УСЛОВИЕ ЗАДАЧИ A
Перепишите без изменений строки, которые идут после текста: с первой из них по строку с «add-icon[interactable]: + <box>0» включительно.

========

# Вопросы-ответы > Межконфессиональный диалог >  Друзья попросили стать крёстным

## Андрей О.

Для окружающих я не являюсь кришнаитом, но книгами Шрилы Прабхупады и лекциями преданных интересуюсь уже несколько лет, дома есть алтарик и чётки. 

Семейный круг общения состоит из людей разных религиозных убеждений, некоторые из которых регулярно бывают у нас в гостях, видят чётки, алтарик, но вопросов (из вежливости видимо) не задают  :smilies: 

И вот на днях, близкие православные друзья предложили мне стать крёстным папой их новорождённой дочки...

Всё бы хорошо, но это подразумевает участие в жизни Церкви, регулярные исповеди, причащения вместе с крестницей и т.д. Я в принципе ничего против православия и церковных таинств не имею, и некоторые таинства даже люблю, но не начнётся ли здесь двойная жизнь ("для себя" и "для крестницы")? 

Есть ли в этом возможность примирить в себе Бога независимо от традиции, или налицо явные противоречия, которые потом аукнутся чём-то нездоровым в отношениях с друзьями и крестницей?

========

УСЛОВИЕ ЗАДАЧИ B
Ответьте по тексту о предложении стать крёстным:
(i) Что, кроме интереса к книгам и лекциям, автор упоминает у себя дома?
(ii) Кем предложили стать автору близкие православные друзья?
(iii) Что, по словам автора, подразумевает эта роль?

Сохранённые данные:
========

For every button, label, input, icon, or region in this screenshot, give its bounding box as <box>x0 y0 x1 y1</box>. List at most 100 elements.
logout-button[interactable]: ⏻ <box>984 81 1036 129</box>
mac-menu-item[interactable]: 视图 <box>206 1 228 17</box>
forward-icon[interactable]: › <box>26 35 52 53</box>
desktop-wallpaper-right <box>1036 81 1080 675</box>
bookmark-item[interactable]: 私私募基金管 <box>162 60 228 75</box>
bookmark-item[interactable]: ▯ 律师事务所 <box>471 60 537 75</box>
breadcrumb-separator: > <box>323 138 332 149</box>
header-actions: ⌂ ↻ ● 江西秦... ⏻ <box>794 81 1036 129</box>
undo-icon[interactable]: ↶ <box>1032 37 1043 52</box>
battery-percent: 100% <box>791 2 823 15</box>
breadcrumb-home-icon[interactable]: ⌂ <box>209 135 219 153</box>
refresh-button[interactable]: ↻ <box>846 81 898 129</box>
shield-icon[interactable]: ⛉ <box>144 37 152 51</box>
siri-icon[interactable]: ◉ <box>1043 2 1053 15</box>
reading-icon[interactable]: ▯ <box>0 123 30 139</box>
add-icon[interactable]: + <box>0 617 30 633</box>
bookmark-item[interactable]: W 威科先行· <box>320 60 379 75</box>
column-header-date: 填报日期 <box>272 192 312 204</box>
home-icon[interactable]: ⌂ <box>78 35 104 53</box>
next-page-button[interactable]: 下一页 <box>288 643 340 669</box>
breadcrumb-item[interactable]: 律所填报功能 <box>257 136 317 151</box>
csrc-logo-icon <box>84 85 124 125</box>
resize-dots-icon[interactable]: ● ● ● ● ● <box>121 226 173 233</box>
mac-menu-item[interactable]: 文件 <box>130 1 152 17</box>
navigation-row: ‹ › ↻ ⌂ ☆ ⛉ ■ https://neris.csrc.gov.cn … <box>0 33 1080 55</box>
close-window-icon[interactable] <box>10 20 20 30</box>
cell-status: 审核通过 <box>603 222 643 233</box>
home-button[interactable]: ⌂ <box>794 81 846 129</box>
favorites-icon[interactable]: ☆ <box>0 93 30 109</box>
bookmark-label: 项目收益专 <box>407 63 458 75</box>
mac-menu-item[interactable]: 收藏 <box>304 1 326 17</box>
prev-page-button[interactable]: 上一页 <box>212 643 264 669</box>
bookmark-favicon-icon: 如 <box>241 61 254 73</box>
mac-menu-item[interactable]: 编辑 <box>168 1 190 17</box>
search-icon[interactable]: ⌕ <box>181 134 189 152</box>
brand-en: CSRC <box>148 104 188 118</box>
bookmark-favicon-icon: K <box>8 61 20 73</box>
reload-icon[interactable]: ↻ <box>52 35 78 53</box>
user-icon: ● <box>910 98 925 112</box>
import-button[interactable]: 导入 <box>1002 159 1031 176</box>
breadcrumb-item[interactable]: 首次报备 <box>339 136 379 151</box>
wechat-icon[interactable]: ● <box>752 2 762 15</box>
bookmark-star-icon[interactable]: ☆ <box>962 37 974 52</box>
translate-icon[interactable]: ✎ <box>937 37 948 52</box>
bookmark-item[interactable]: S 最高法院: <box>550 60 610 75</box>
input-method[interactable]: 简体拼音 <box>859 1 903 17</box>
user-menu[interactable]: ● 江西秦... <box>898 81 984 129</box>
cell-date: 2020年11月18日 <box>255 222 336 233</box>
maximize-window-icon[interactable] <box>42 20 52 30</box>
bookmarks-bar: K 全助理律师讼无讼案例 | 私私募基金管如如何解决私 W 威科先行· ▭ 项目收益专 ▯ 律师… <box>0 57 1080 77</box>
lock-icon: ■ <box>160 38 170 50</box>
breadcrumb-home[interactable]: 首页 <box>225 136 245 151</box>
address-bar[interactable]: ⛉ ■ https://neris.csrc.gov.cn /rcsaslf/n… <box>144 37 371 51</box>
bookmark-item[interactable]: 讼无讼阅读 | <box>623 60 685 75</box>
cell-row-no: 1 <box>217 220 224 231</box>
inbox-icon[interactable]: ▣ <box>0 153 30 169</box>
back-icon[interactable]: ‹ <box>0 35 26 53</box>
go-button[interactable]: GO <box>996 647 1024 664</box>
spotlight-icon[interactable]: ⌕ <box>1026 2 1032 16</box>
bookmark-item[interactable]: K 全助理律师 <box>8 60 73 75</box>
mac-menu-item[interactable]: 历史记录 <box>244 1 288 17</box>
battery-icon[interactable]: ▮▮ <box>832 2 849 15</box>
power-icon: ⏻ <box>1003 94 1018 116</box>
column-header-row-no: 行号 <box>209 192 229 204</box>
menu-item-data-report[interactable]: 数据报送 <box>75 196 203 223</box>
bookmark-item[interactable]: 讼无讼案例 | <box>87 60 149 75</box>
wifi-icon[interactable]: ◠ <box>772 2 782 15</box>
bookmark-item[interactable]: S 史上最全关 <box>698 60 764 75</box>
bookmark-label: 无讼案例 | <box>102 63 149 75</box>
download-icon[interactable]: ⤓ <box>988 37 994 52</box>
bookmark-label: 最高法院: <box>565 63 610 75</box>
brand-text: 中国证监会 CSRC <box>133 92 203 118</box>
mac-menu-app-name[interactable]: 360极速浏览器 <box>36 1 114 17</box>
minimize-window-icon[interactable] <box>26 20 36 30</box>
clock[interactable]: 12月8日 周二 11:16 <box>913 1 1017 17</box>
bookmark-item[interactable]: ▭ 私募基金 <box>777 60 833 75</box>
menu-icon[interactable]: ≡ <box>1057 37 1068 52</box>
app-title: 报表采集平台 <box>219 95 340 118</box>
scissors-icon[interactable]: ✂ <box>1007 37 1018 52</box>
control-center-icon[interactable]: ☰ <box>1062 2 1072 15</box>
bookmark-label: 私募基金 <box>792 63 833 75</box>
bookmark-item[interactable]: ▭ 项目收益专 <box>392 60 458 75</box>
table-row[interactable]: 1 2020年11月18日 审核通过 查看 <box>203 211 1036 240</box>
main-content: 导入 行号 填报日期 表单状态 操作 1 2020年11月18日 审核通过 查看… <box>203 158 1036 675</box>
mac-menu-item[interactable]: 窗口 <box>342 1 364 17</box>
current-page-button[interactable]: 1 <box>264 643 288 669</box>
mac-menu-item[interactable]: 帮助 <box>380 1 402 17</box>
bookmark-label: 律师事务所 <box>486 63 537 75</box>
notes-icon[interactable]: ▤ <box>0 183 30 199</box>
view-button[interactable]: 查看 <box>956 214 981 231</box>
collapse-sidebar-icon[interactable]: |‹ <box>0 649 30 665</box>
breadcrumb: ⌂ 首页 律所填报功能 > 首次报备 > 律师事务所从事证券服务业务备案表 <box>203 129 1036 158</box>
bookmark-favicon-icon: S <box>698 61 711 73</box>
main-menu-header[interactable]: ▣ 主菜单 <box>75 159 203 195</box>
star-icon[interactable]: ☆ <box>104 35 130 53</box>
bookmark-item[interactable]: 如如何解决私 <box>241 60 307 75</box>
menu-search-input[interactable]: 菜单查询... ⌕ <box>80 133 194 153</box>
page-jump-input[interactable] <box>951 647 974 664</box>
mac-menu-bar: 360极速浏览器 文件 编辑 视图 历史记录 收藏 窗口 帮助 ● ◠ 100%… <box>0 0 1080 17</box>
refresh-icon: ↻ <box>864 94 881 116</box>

========

РЕЗУЛЬТАТ ВЫПОЛНЕНИЯ A
For every button, label, input, icon, or region in this screenshot, give its bounding box as <box>x0 y0 x1 y1</box>. List at most 100 elements.
logout-button[interactable]: ⏻ <box>984 81 1036 129</box>
mac-menu-item[interactable]: 视图 <box>206 1 228 17</box>
forward-icon[interactable]: › <box>26 35 52 53</box>
desktop-wallpaper-right <box>1036 81 1080 675</box>
bookmark-item[interactable]: 私私募基金管 <box>162 60 228 75</box>
bookmark-item[interactable]: ▯ 律师事务所 <box>471 60 537 75</box>
breadcrumb-separator: > <box>323 138 332 149</box>
header-actions: ⌂ ↻ ● 江西秦... ⏻ <box>794 81 1036 129</box>
undo-icon[interactable]: ↶ <box>1032 37 1043 52</box>
battery-percent: 100% <box>791 2 823 15</box>
breadcrumb-home-icon[interactable]: ⌂ <box>209 135 219 153</box>
refresh-button[interactable]: ↻ <box>846 81 898 129</box>
shield-icon[interactable]: ⛉ <box>144 37 152 51</box>
siri-icon[interactable]: ◉ <box>1043 2 1053 15</box>
reading-icon[interactable]: ▯ <box>0 123 30 139</box>
add-icon[interactable]: + <box>0 617 30 633</box>

РЕЗУЛЬТАТ ВЫПОЛНЕНИЯ B
(i) Алтарик и чётки.
(ii) Крёстным папой их новорождённой дочки.
(iii) Участие в жизни Церкви, регулярные исповеди, причащения вместе с крестницей и т.д.